PROBLEM TO WORK ON ▸
Images should be left out, and everything else in the listing reproduced exactly.

DATA FOR PROCESSING ▸
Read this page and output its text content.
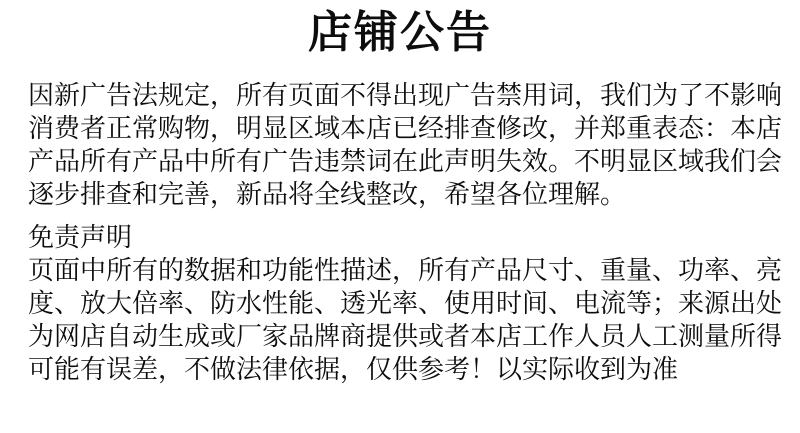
店铺公告
因新广告法规定，所有页面不得出现广告禁用词，我们为了不影响
消费者正常购物，明显区域本店已经排查修改，并郑重表态：本店
产品所有产品中所有广告违禁词在此声明失效。不明显区域我们会
逐步排查和完善，新品将全线整改，希望各位理解。
免责声明
页面中所有的数据和功能性描述，所有产品尺寸、重量、功率、亮
度、放大倍率、防水性能、透光率、使用时间、电流等；来源出处
为网店自动生成或厂家品牌商提供或者本店工作人员人工测量所得
可能有误差，不做法律依据，仅供参考！以实际收到为准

FULL SOLUTION ▸
Read this page and output its text content.
店铺公告
因新广告法规定，所有页面不得出现广告禁用词，我们为了不影响
消费者正常购物，明显区域本店已经排查修改，并郑重表态：本店
产品所有产品中所有广告违禁词在此声明失效。不明显区域我们会
逐步排查和完善，新品将全线整改，希望各位理解。
免责声明
页面中所有的数据和功能性描述，所有产品尺寸、重量、功率、亮
度、放大倍率、防水性能、透光率、使用时间、电流等；来源出处
为网店自动生成或厂家品牌商提供或者本店工作人员人工测量所得
可能有误差，不做法律依据，仅供参考！以实际收到为准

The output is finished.